# Frequently Asked Questions

##### If Investigations is a K-5 math program and CMP3 is a 6-8 math program, why does Milton Academy use CMP3 in grade 5?

We use CMP3 starting in Grade 5 because our students are ready for its heavy emphasis on rational numbers (e.g., fractions, decimals, and percents). Research indicates that a strong understanding of rational number concepts and operations provides the foundation for success in formal algebra. The CMP3 units we use in Grade 5 focus on concepts and skills related to fractions, decimals, and percents. In Grade 6, the CMP3 units focus on developing students’ proportional reasoning skills (including formal methods for solving proportions). As a result, our Grades 5 and 6 math program prepares students well for their Algebra I course in Grade 7.

##### When do students take Algebra I at Milton Academy?

All students at Milton Academy begin their formal Algebra I course in the fall of Grade 7. The Middle School Mathematics Faculty worked with Mrs. Heather Sugrue, Chair of the Upper School Mathematics Department, to develop the scope and sequence of our Algebra I program.

##### Are students grouped for math?

No, students are not grouped for math at any grade level, kindergarten through Grade 8.

##### My child tells me that she spends a lot of time talking in math class. Why is discussion such a big part of math class?

[Dataset entries]
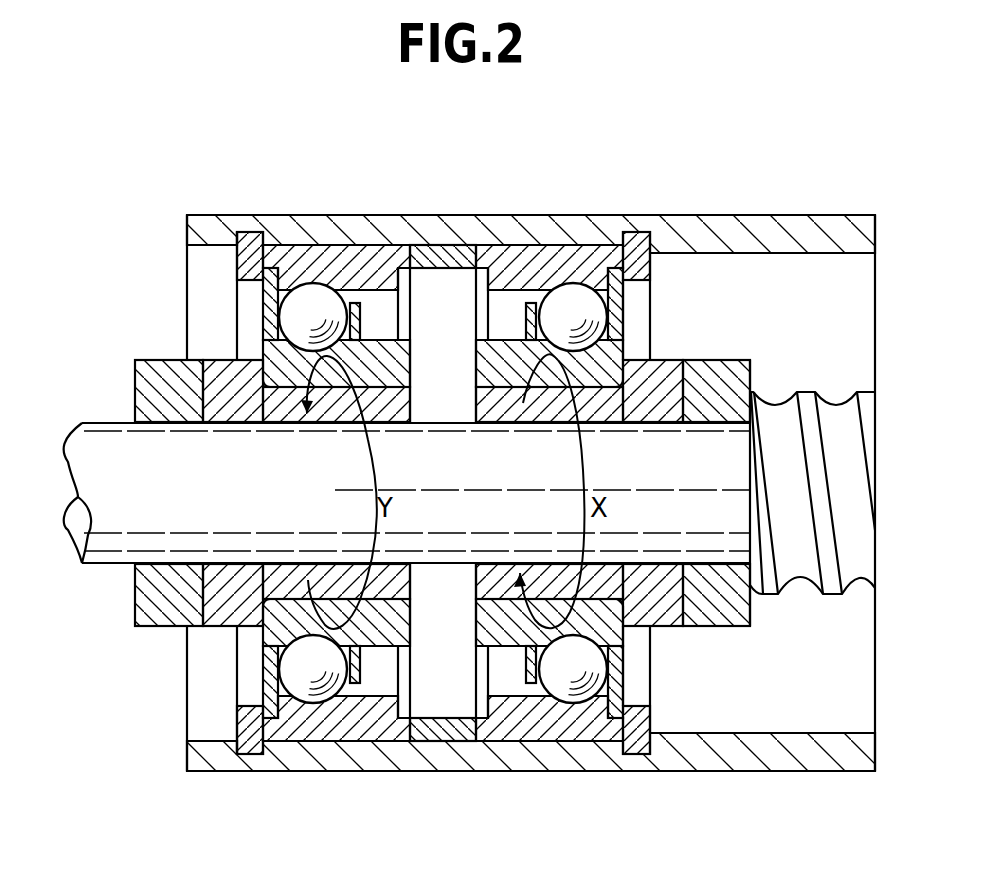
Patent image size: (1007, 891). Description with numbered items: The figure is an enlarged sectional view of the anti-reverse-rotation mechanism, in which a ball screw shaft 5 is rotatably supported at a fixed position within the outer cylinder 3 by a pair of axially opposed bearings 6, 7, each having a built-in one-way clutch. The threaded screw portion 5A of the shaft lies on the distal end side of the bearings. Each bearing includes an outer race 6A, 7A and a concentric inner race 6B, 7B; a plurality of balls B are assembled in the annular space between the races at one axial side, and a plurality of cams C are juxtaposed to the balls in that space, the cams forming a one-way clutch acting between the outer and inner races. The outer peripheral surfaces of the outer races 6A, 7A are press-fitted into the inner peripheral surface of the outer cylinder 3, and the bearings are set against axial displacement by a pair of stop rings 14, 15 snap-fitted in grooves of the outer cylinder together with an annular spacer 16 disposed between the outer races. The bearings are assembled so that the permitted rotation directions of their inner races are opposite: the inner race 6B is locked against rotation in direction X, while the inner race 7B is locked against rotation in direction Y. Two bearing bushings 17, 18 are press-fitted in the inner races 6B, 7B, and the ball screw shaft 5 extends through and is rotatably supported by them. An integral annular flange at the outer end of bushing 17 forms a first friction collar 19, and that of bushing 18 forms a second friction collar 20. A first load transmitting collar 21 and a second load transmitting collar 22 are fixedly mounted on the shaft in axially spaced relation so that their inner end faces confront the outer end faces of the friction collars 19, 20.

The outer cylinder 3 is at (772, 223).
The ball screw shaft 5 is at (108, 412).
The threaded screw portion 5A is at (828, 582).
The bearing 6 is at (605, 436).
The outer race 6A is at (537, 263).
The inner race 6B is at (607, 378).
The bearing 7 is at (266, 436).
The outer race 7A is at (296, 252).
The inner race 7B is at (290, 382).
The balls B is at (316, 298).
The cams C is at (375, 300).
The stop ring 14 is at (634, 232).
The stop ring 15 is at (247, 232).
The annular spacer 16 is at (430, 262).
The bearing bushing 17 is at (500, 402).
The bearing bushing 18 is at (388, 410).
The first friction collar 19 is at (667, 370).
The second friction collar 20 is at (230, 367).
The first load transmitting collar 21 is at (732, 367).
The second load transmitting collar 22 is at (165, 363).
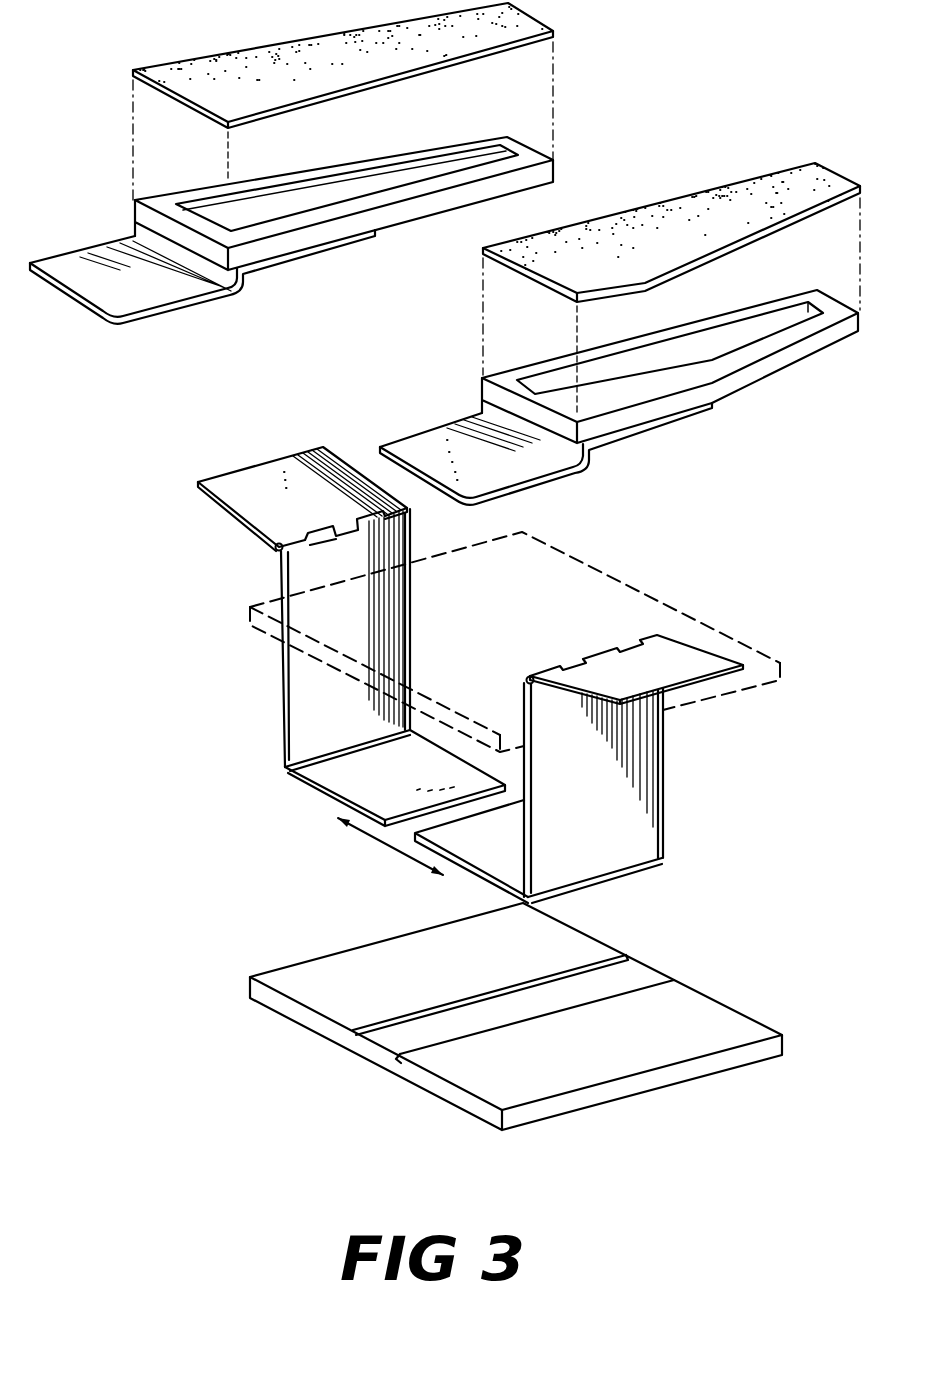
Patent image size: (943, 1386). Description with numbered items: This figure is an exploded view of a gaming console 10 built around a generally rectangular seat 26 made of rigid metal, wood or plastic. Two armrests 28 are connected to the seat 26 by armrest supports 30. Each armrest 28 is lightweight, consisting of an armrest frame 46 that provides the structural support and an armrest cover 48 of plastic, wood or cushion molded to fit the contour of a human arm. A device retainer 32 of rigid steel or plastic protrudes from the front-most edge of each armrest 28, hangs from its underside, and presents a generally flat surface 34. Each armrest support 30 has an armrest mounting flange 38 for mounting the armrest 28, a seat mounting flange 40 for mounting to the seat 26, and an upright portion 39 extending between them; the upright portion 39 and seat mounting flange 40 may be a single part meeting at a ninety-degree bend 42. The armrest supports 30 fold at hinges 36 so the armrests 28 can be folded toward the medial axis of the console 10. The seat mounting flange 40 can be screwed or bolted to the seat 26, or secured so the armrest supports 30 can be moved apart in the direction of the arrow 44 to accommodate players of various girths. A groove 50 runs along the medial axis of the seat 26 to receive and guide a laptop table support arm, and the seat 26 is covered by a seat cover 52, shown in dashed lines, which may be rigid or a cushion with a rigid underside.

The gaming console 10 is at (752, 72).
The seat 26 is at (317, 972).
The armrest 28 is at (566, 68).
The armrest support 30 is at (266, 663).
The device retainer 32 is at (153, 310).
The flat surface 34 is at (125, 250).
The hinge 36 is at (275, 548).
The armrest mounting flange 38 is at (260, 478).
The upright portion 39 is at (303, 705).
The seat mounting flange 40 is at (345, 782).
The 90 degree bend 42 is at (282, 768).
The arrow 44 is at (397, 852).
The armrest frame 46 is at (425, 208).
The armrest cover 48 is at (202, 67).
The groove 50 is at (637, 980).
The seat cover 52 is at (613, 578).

◆ TASKS AND EXERCISES:
- 1) Reproduce the part of the math FAQ that opens with the words containing "All students at" and closes with "Algebra I program.".
- 2) In the rows, take the part that opens with the line containing "Patent image size: (943, 1386)." and closes with the line containing "The armrest mounting", and swap "exploded view" for "perspective view" while leaving everything else unchanged. Give only those lines.
The math FAQ and the rows are unrelated to each other.

◆ TASK-BY-TASK SOLUTIONS:
- 1)
All students at Milton Academy begin their formal Algebra I course in the fall of Grade 7. The Middle School Mathematics Faculty worked with Mrs. Heather Sugrue, Chair of the Upper School Mathematics Department, to develop the scope and sequence of our Algebra I program.

- 2)
Patent image size: (943, 1386). Description with numbered items: This figure is an perspective view of a gaming console 10 built around a generally rectangular seat 26 made of rigid metal, wood or plastic. Two armrests 28 are connected to the seat 26 by armrest supports 30. Each armrest 28 is lightweight, consisting of an armrest frame 46 that provides the structural support and an armrest cover 48 of plastic, wood or cushion molded to fit the contour of a human arm. A device retainer 32 of rigid steel or plastic protrudes from the front-most edge of each armrest 28, hangs from its underside, and presents a generally flat surface 34. Each armrest support 30 has an armrest mounting flange 38 for mounting the armrest 28, a seat mounting flange 40 for mounting to the seat 26, and an upright portion 39 extending between them; the upright portion 39 and seat mounting flange 40 may be a single part meeting at a ninety-degree bend 42. The armrest supports 30 fold at hinges 36 so the armrests 28 can be folded toward the medial axis of the console 10. The seat mounting flange 40 can be screwed or bolted to the seat 26, or secured so the armrest supports 30 can be moved apart in the direction of the arrow 44 to accommodate players of various girths. A groove 50 runs along the medial axis of the seat 26 to receive and guide a laptop table support arm, and the seat 26 is covered by a seat cover 52, shown in dashed lines, which may be rigid or a cushion with a rigid underside.

The gaming console 10 is at (752, 72).
The seat 26 is at (317, 972).
The armrest 28 is at (566, 68).
The armrest support 30 is at (266, 663).
The device retainer 32 is at (153, 310).
The flat surface 34 is at (125, 250).
The hinge 36 is at (275, 548).
The armrest mounting flange 38 is at (260, 478).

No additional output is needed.